**Written problem:**
Reproduce the text of every entry below word for word, omitting the pictures.

**Data shown:**
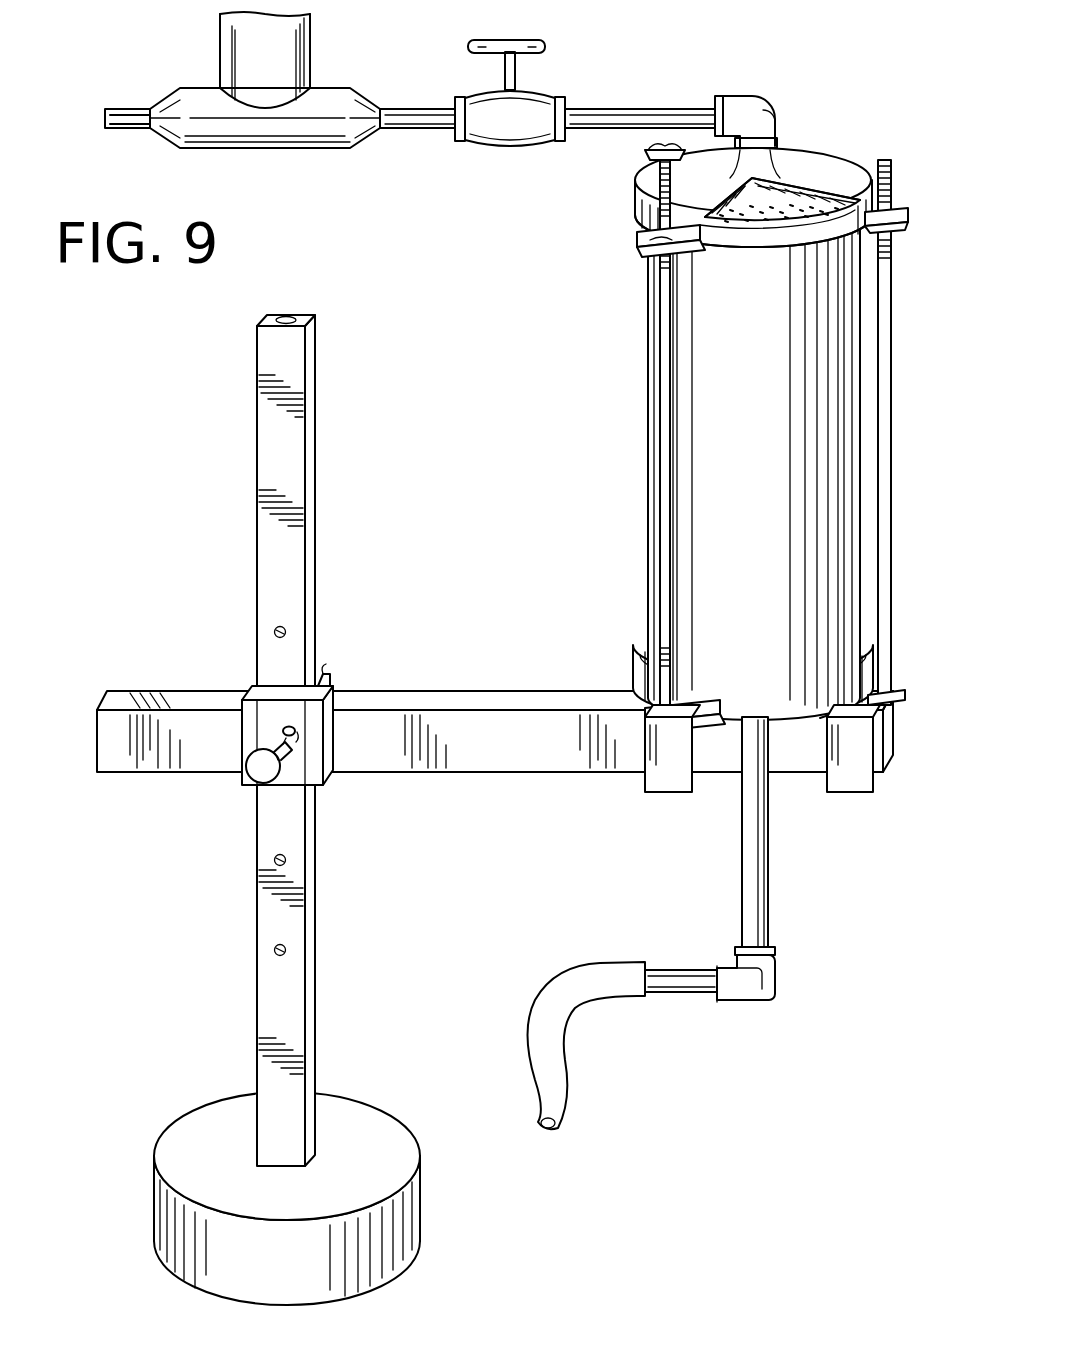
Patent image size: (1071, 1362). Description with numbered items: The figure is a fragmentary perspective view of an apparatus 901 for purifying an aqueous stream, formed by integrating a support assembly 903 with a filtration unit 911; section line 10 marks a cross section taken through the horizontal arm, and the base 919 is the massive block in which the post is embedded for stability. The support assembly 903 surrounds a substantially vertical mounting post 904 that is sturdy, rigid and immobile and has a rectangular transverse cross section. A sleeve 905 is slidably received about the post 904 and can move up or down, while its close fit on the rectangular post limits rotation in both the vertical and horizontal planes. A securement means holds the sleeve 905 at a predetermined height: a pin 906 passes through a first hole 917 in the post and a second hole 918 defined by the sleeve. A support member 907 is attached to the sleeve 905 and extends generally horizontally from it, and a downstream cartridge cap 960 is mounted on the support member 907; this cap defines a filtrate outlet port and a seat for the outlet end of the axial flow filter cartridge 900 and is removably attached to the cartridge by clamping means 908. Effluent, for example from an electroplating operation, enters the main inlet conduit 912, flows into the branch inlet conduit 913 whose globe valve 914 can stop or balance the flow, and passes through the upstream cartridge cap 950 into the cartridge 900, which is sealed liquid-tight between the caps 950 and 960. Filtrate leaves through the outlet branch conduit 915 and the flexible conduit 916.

The section line 10- 10 is at (67, 748).
The axial flow filter cartridge 900 is at (707, 434).
The apparatus 901 is at (692, 70).
The support assembly 903 is at (238, 740).
The mounting post 904 is at (262, 540).
The sleeve 905 is at (242, 712).
The pin 906 is at (248, 770).
The support member 907 is at (440, 772).
The clamping means 908 is at (662, 372).
The filtration unit 911 is at (704, 474).
The main inlet conduit 912 is at (312, 68).
The branch inlet conduit 913 is at (400, 128).
The globe valve 914 is at (513, 142).
The outlet branch conduit 915 is at (743, 887).
The flexible conduit 916 is at (570, 1062).
The first hole 917 is at (290, 762).
The second hole 918 is at (323, 718).
The base 919 is at (420, 1185).
The upstream cartridge cap 950 is at (636, 205).
The downstream cartridge cap 960 is at (633, 668).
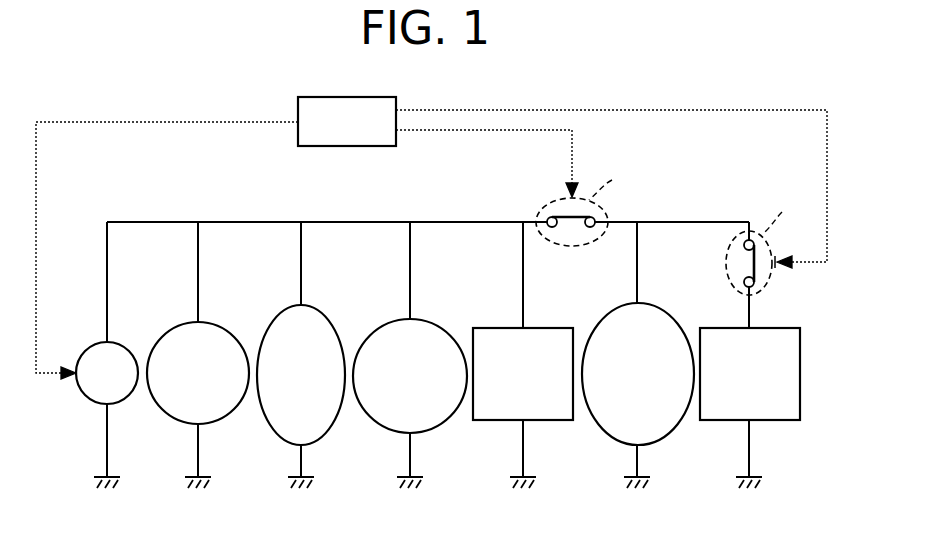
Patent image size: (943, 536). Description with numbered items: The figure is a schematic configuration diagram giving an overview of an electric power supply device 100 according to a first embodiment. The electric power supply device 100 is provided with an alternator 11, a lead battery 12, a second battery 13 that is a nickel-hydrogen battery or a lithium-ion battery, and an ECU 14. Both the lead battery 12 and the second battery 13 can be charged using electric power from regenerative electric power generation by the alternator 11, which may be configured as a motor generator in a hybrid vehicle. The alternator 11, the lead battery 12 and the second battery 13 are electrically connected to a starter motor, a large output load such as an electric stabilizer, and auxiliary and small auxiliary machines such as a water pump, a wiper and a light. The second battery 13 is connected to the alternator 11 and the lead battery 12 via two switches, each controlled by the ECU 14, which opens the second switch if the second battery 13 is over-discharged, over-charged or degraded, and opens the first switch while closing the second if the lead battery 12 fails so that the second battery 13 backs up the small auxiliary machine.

The electric power supply device 100 is at (105, 88).
The ECU 14 is at (380, 97).
The alternator 11 is at (92, 345).
The lead battery 12 is at (545, 328).
The second battery 13 is at (780, 328).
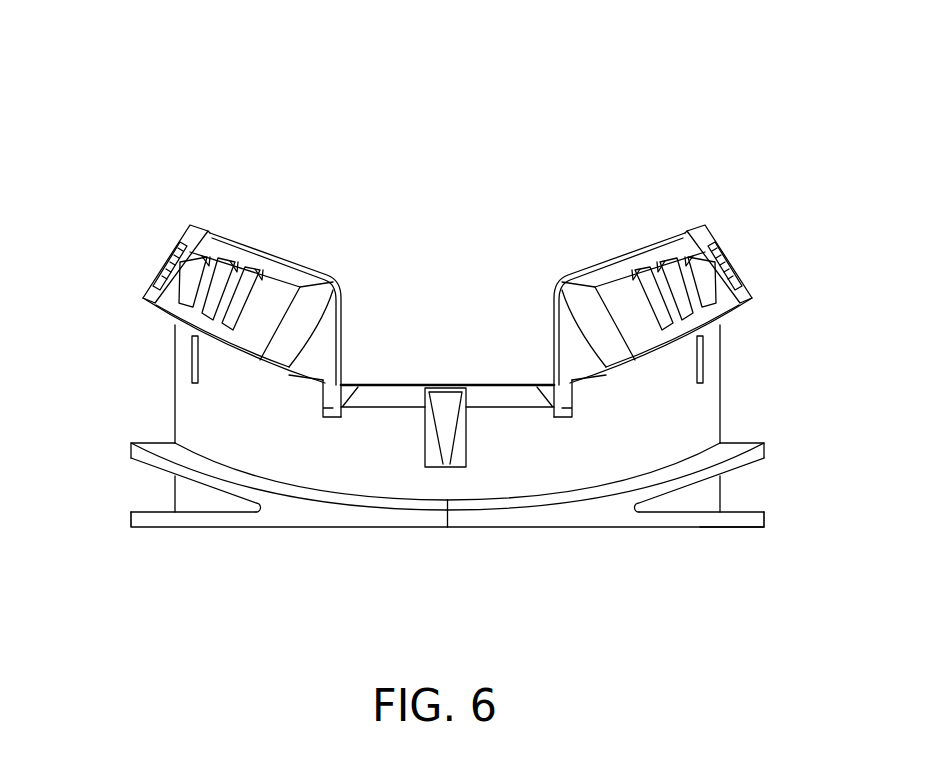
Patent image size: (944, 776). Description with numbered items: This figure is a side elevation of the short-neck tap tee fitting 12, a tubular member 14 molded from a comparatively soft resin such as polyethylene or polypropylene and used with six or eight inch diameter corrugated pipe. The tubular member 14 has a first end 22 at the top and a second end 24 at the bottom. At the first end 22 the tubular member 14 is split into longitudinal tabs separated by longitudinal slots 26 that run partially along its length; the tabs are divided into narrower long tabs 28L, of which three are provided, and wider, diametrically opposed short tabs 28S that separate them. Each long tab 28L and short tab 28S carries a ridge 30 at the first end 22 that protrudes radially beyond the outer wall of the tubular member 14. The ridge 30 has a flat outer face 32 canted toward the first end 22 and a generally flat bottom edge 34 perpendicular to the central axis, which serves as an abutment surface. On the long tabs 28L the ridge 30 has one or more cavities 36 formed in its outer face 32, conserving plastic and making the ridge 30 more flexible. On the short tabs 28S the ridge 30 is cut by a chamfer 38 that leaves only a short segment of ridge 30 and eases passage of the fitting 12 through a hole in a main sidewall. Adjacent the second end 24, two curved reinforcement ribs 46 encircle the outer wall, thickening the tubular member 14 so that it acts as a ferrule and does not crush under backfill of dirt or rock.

The short-neck tap tee fitting 12 is at (667, 152).
The tubular member 14 is at (733, 392).
The first end 22 is at (300, 246).
The second end 24 is at (319, 552).
The longitudinal slots 26 is at (700, 365).
The long tabs 28L is at (647, 245).
The short tabs 28S is at (490, 385).
The ridge 30 is at (241, 244).
The outer face 32 is at (183, 316).
The bottom edge 34 is at (200, 336).
The cavities 36 is at (190, 283).
The chamfer 38 is at (387, 397).
The curved reinforcement rib 46 is at (767, 518).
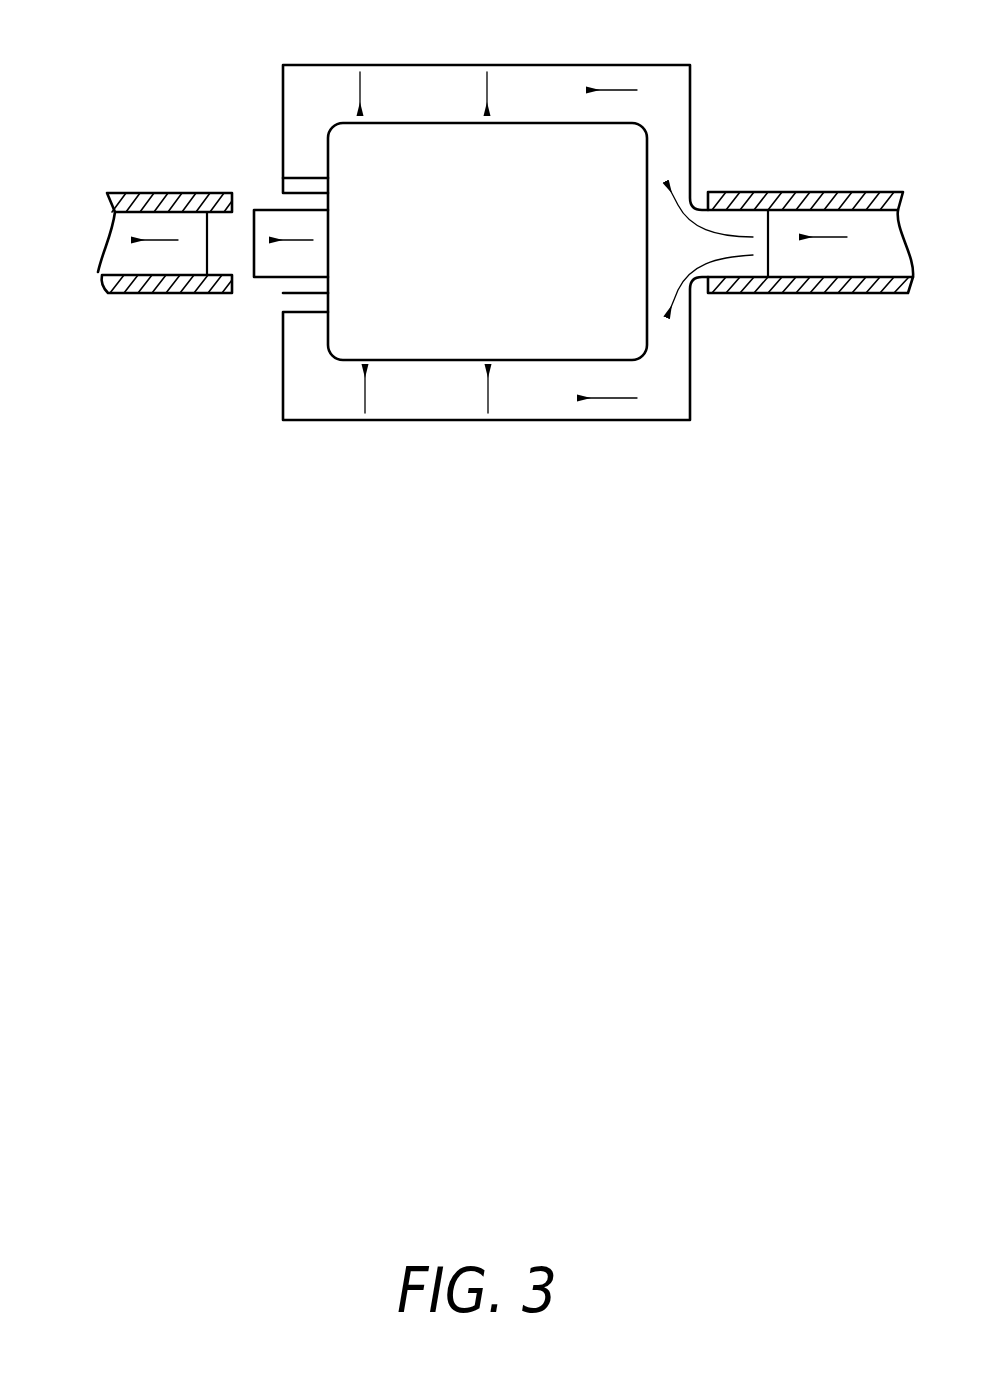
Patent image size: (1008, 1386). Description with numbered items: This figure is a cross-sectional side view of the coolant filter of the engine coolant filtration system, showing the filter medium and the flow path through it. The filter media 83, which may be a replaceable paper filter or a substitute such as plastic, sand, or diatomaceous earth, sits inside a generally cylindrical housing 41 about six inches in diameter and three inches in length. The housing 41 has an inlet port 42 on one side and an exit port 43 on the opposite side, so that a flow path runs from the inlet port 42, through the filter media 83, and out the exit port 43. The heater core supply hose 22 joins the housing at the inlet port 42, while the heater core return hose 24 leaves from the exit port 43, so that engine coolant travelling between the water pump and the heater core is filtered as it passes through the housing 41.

The housing 41 is at (561, 68).
The inlet port 42 is at (722, 222).
The exit port 43 is at (262, 223).
The heater core supply hose 22 is at (805, 200).
The heater core return hose 24 is at (188, 223).
The filter media 83 is at (496, 333).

**Final result:**
Patent image size: (1071, 1362). Description with numbered items: The figure is a fragmentary perspective view of an apparatus 901 for purifying an aqueous stream, formed by integrating a support assembly 903 with a filtration unit 911; section line 10 marks a cross section taken through the horizontal arm, and the base 919 is the massive block in which the post is embedded for stability. The support assembly 903 surrounds a substantially vertical mounting post 904 that is sturdy, rigid and immobile and has a rectangular transverse cross section. A sleeve 905 is slidably received about the post 904 and can move up or down, while its close fit on the rectangular post limits rotation in both the vertical and horizontal planes. A securement means holds the sleeve 905 at a predetermined height: a pin 906 passes through a first hole 917 in the post and a second hole 918 defined by the sleeve. A support member 907 is attached to the sleeve 905 and extends generally horizontally from it, and a downstream cartridge cap 960 is mounted on the support member 907; this cap defines a filtrate outlet port and a seat for the outlet end of the axial flow filter cartridge 900 and is removably attached to the cartridge by clamping means 908. Effluent, for example from an electroplating operation, enters the main inlet conduit 912, flows into the branch inlet conduit 913 whose globe valve 914 can stop or balance the flow, and passes through the upstream cartridge cap 950 into the cartridge 900, which is sealed liquid-tight between the caps 950 and 960. Filtrate leaves through the outlet branch conduit 915 and the flexible conduit 916.

The section line 10- 10 is at (67, 748).
The axial flow filter cartridge 900 is at (707, 434).
The apparatus 901 is at (692, 70).
The support assembly 903 is at (238, 740).
The mounting post 904 is at (262, 540).
The sleeve 905 is at (242, 712).
The pin 906 is at (248, 770).
The support member 907 is at (440, 772).
The clamping means 908 is at (662, 372).
The filtration unit 911 is at (704, 474).
The main inlet conduit 912 is at (312, 68).
The branch inlet conduit 913 is at (400, 128).
The globe valve 914 is at (513, 142).
The outlet branch conduit 915 is at (743, 887).
The flexible conduit 916 is at (570, 1062).
The first hole 917 is at (290, 762).
The second hole 918 is at (323, 718).
The base 919 is at (420, 1185).
The upstream cartridge cap 950 is at (636, 205).
The downstream cartridge cap 960 is at (633, 668).
Patent image size: (943, 536). Description with numbered items: The figure is a schematic configuration diagram giving an overview of an electric power supply device 100 according to a first embodiment. The electric power supply device 100 is provided with an alternator 11, a lead battery 12, a second battery 13 that is a nickel-hydrogen battery or a lithium-ion battery, and an ECU 14. Both the lead battery 12 and the second battery 13 can be charged using electric power from regenerative electric power generation by the alternator 11, which may be configured as a motor generator in a hybrid vehicle. The alternator 11, the lead battery 12 and the second battery 13 are electrically connected to a starter motor, a large output load such as an electric stabilizer, and auxiliary and small auxiliary machines such as a water pump, a wiper and a light. The second battery 13 is connected to the alternator 11 and the lead battery 12 via two switches, each controlled by the ECU 14, which opens the second switch if the second battery 13 is over-discharged, over-charged or degraded, and opens the first switch while closing the second if the lead battery 12 fails so that the second battery 13 backs up the small auxiliary machine.

The electric power supply device 100 is at (105, 88).
The ECU 14 is at (380, 97).
The alternator 11 is at (92, 345).
The lead battery 12 is at (545, 328).
The second battery 13 is at (780, 328).
Patent image size: (944, 776). Description with numbered items: This figure is a side elevation of the short-neck tap tee fitting 12, a tubular member 14 molded from a comparatively soft resin such as polyethylene or polypropylene and used with six or eight inch diameter corrugated pipe. The tubular member 14 has a first end 22 at the top and a second end 24 at the bottom. At the first end 22 the tubular member 14 is split into longitudinal tabs separated by longitudinal slots 26 that run partially along its length; the tabs are divided into narrower long tabs 28L, of which three are provided, and wider, diametrically opposed short tabs 28S that separate them. Each long tab 28L and short tab 28S carries a ridge 30 at the first end 22 that protrudes radially beyond the outer wall of the tubular member 14. The ridge 30 has a flat outer face 32 canted toward the first end 22 and a generally flat bottom edge 34 perpendicular to the central axis, which serves as an abutment surface. On the long tabs 28L the ridge 30 has one or more cavities 36 formed in its outer face 32, conserving plastic and making the ridge 30 more flexible. On the short tabs 28S the ridge 30 is cut by a chamfer 38 that leaves only a short segment of ridge 30 and eases passage of the fitting 12 through a hole in a main sidewall. Adjacent the second end 24, two curved reinforcement ribs 46 encircle the outer wall, thickening the tubular member 14 so that it acts as a ferrule and does not crush under backfill of dirt or rock.

The short-neck tap tee fitting 12 is at (667, 152).
The tubular member 14 is at (733, 392).
The first end 22 is at (300, 246).
The second end 24 is at (319, 552).
The longitudinal slots 26 is at (700, 365).
The long tabs 28L is at (647, 245).
The short tabs 28S is at (490, 385).
The ridge 30 is at (241, 244).
The outer face 32 is at (183, 316).
The bottom edge 34 is at (200, 336).
The cavities 36 is at (190, 283).
The chamfer 38 is at (387, 397).
The curved reinforcement rib 46 is at (767, 518).
Patent image size: (1008, 1386). Description with numbered items: This figure is a cross-sectional side view of the coolant filter of the engine coolant filtration system, showing the filter medium and the flow path through it. The filter media 83, which may be a replaceable paper filter or a substitute such as plastic, sand, or diatomaceous earth, sits inside a generally cylindrical housing 41 about six inches in diameter and three inches in length. The housing 41 has an inlet port 42 on one side and an exit port 43 on the opposite side, so that a flow path runs from the inlet port 42, through the filter media 83, and out the exit port 43. The heater core supply hose 22 joins the housing at the inlet port 42, while the heater core return hose 24 leaves from the exit port 43, so that engine coolant travelling between the water pump and the heater core is filtered as it passes through the housing 41.

The housing 41 is at (561, 68).
The inlet port 42 is at (722, 222).
The exit port 43 is at (262, 223).
The heater core supply hose 22 is at (805, 200).
The heater core return hose 24 is at (188, 223).
The filter media 83 is at (496, 333).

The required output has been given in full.